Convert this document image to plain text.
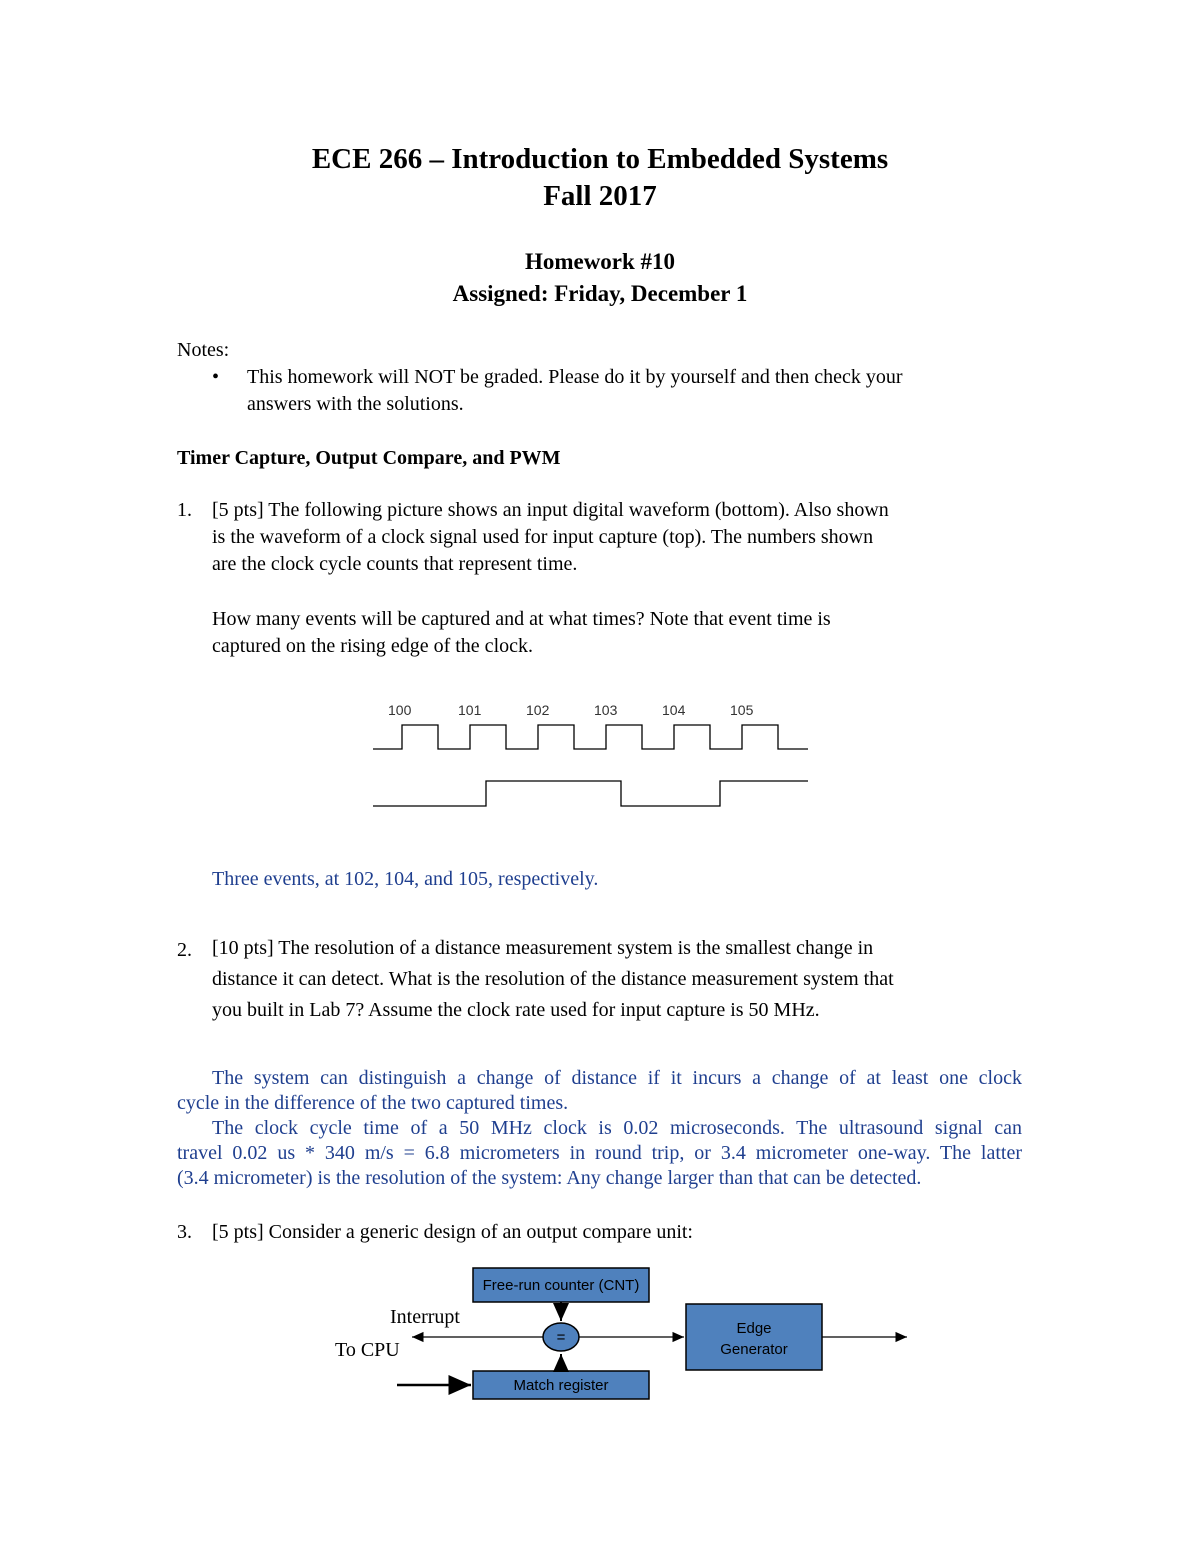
ECE 266 – Introduction to Embedded Systems
Fall 2017
Homework #10
Assigned: Friday, December 1
Notes:
• This homework will NOT be graded. Please do it by yourself and then check your
answers with the solutions.
Timer Capture, Output Compare, and PWM
1. [5 pts] The following picture shows an input digital waveform (bottom). Also shown
is the waveform of a clock signal used for input capture (top). The numbers shown
are the clock cycle counts that represent time.
How many events will be captured and at what times? Note that event time is
captured on the rising edge of the clock.
100	101	102	103	104	105
Three events, at 102, 104, and 105, respectively.
2. [10 pts] The resolution of a distance measurement system is the smallest change in
distance it can detect. What is the resolution of the distance measurement system that
you built in Lab 7? Assume the clock rate used for input capture is 50 MHz.
The system can distinguish a change of distance if it incurs a change of at least one clock
cycle in the difference of the two captured times.
The clock cycle time of a 50 MHz clock is 0.02 microseconds. The ultrasound signal can
travel 0.02 us * 340 m/s = 6.8 micrometers in round trip, or 3.4 micrometer one-way. The latter
(3.4 micrometer) is the resolution of the system: Any change larger than that can be detected.
3. [5 pts] Consider a generic design of an output compare unit:
Free-run counter (CNT)
=
Match register
Interrupt
To CPU
Edge
Generator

**Prompt:**
Every record is to be reproduced exactly, with no pictures included.

**Written solution:**
Convert this document image to plain text.
ECE 266 – Introduction to Embedded Systems
Fall 2017
Homework #10
Assigned: Friday, December 1
Notes:
• This homework will NOT be graded. Please do it by yourself and then check your
answers with the solutions.
Timer Capture, Output Compare, and PWM
1. [5 pts] The following picture shows an input digital waveform (bottom). Also shown
is the waveform of a clock signal used for input capture (top). The numbers shown
are the clock cycle counts that represent time.
How many events will be captured and at what times? Note that event time is
captured on the rising edge of the clock.
100	101	102	103	104	105
Three events, at 102, 104, and 105, respectively.
2. [10 pts] The resolution of a distance measurement system is the smallest change in
distance it can detect. What is the resolution of the distance measurement system that
you built in Lab 7? Assume the clock rate used for input capture is 50 MHz.
The system can distinguish a change of distance if it incurs a change of at least one clock
cycle in the difference of the two captured times.
The clock cycle time of a 50 MHz clock is 0.02 microseconds. The ultrasound signal can
travel 0.02 us * 340 m/s = 6.8 micrometers in round trip, or 3.4 micrometer one-way. The latter
(3.4 micrometer) is the resolution of the system: Any change larger than that can be detected.
3. [5 pts] Consider a generic design of an output compare unit:
Free-run counter (CNT)
=
Match register
Interrupt
To CPU
Edge
Generator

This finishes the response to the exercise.